## DATA TO USE
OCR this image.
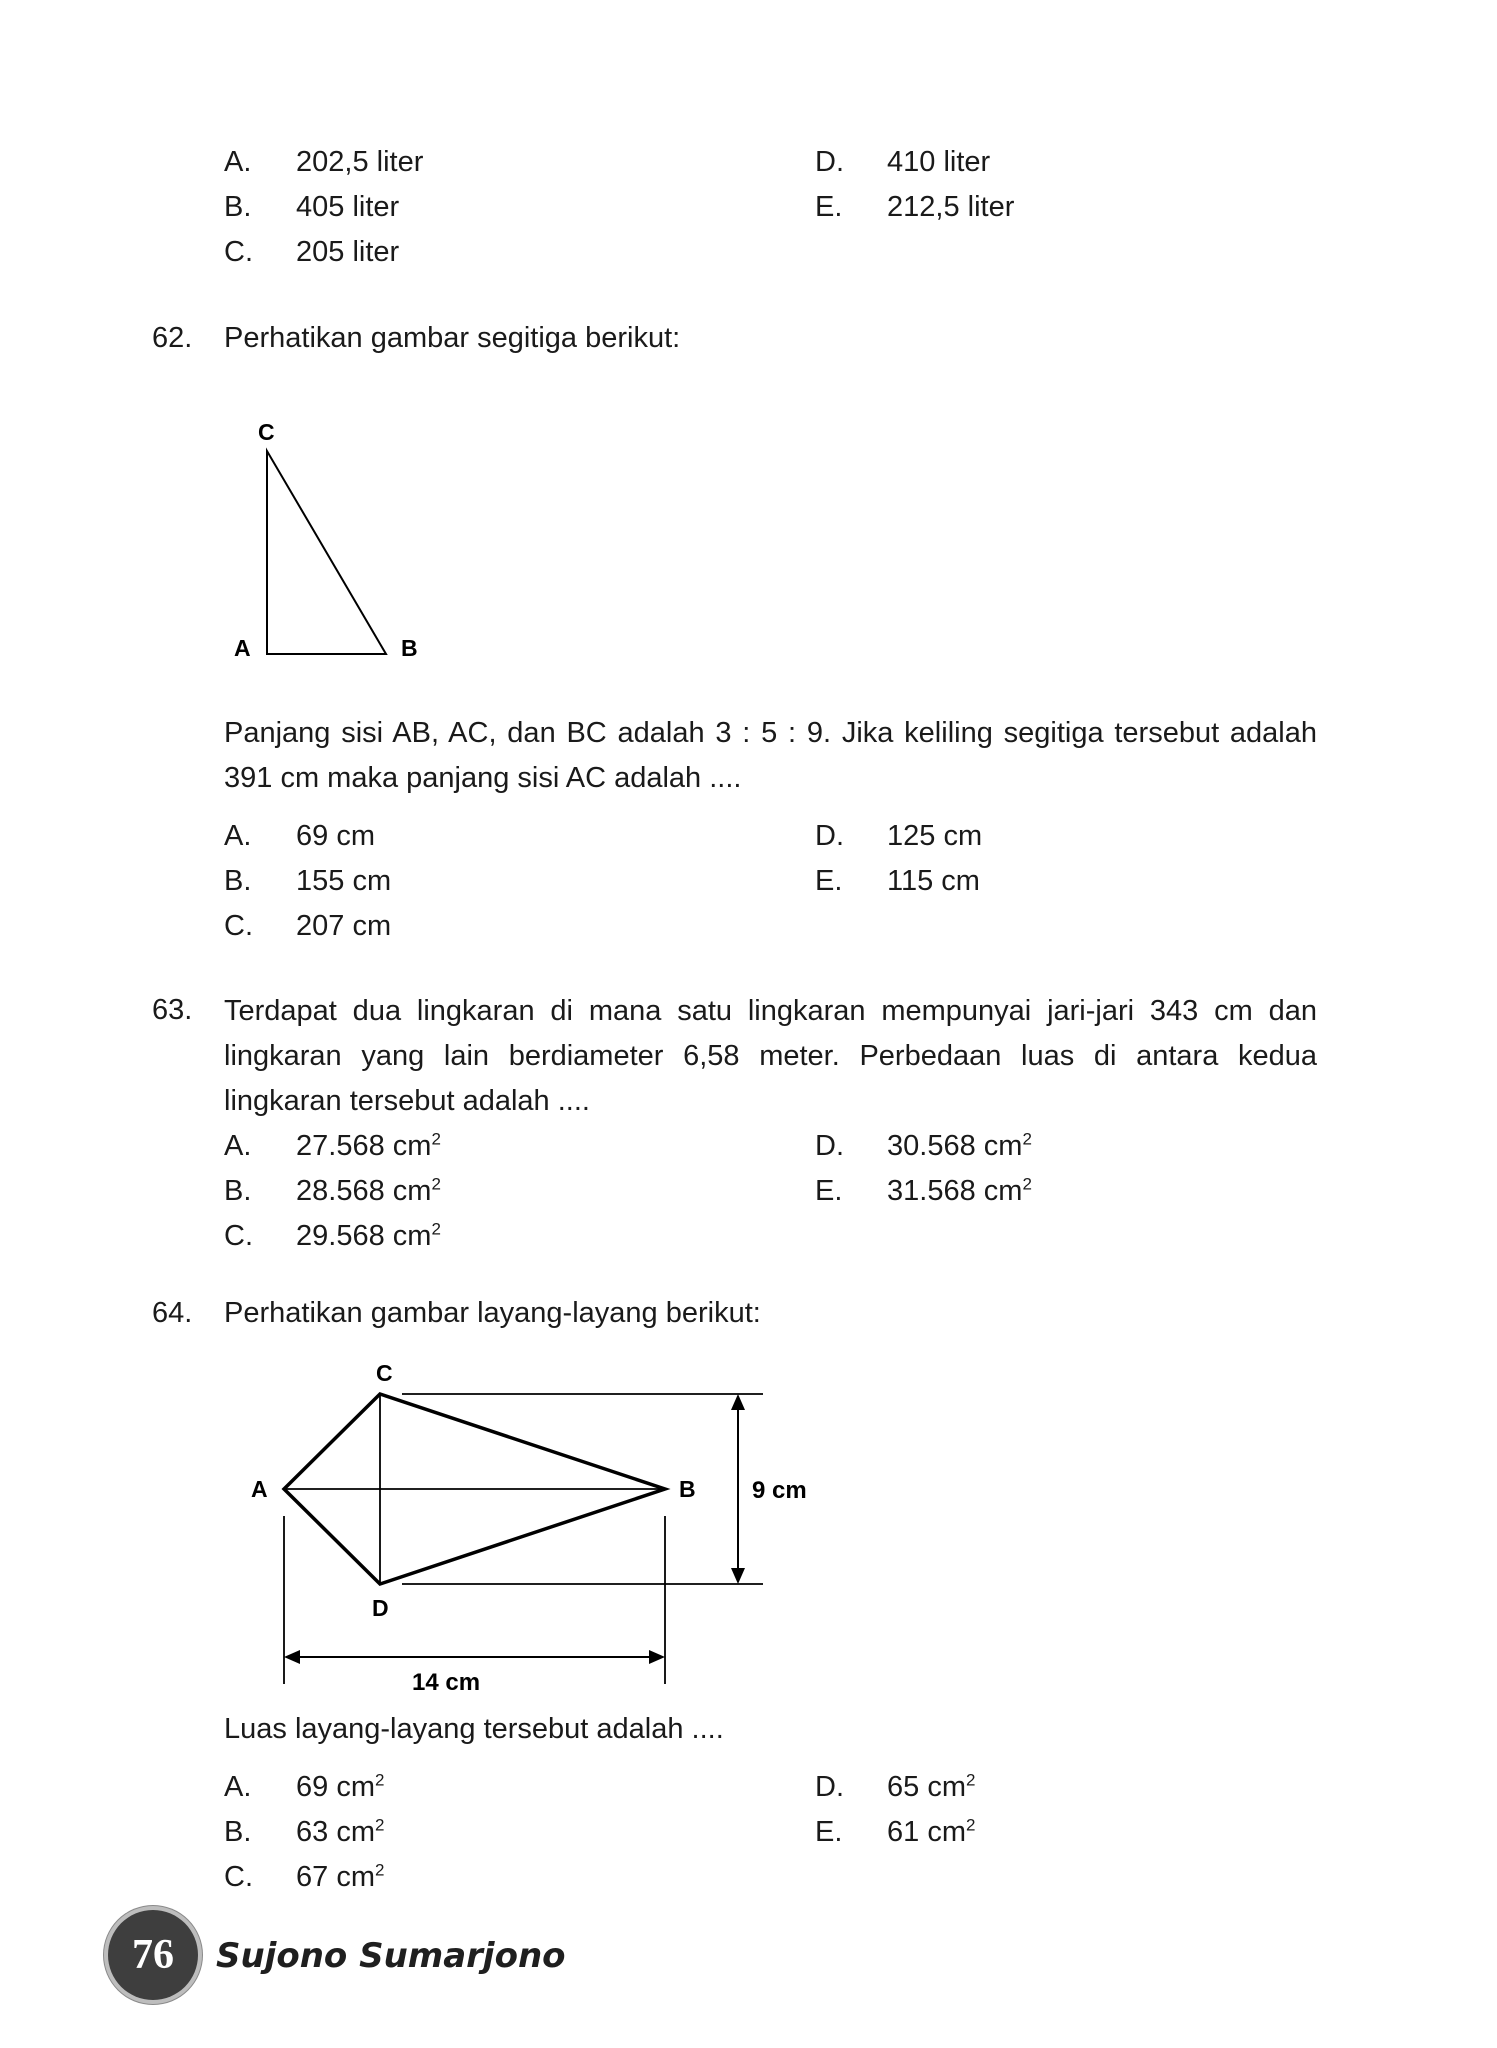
A. 202,5 liter
B. 405 liter
C. 205 liter
D. 410 liter
E. 212,5 liter
62. Perhatikan gambar segitiga berikut:
C
A	B
Panjang sisi AB, AC, dan BC adalah 3 : 5 : 9. Jika keliling segitiga tersebut adalah 391 cm maka panjang sisi AC adalah ....
A. 69 cm
B. 155 cm
C. 207 cm
D. 125 cm
E. 115 cm
63. Terdapat dua lingkaran di mana satu lingkaran mempunyai jari-jari 343 cm dan lingkaran yang lain berdiameter 6,58 meter. Perbedaan luas di antara kedua lingkaran tersebut adalah ....
A. 27.568 $cm^2$
B. 28.568 $cm^2$
C. 29.568 $cm^2$
D. 30.568 $cm^2$
E. 31.568 $cm^2$
64. Perhatikan gambar layang-layang berikut:
C
A	B
D
9 cm
14 cm
Luas layang-layang tersebut adalah ....
A. 69 $cm^2$
B. 63 $cm^2$
C. 67 $cm^2$
D. 65 $cm^2$
E. 61 $cm^2$
76 Sujono Sumarjono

## TASK TO CARRY OUT
Extract all lines from the data in which "tersebut" is found.

## WRITTEN REPLY
Panjang sisi AB, AC, dan BC adalah 3 : 5 : 9. Jika keliling segitiga tersebut adalah 391 cm maka panjang sisi AC adalah ....
63. Terdapat dua lingkaran di mana satu lingkaran mempunyai jari-jari 343 cm dan lingkaran yang lain berdiameter 6,58 meter. Perbedaan luas di antara kedua lingkaran tersebut adalah ....
Luas layang-layang tersebut adalah ....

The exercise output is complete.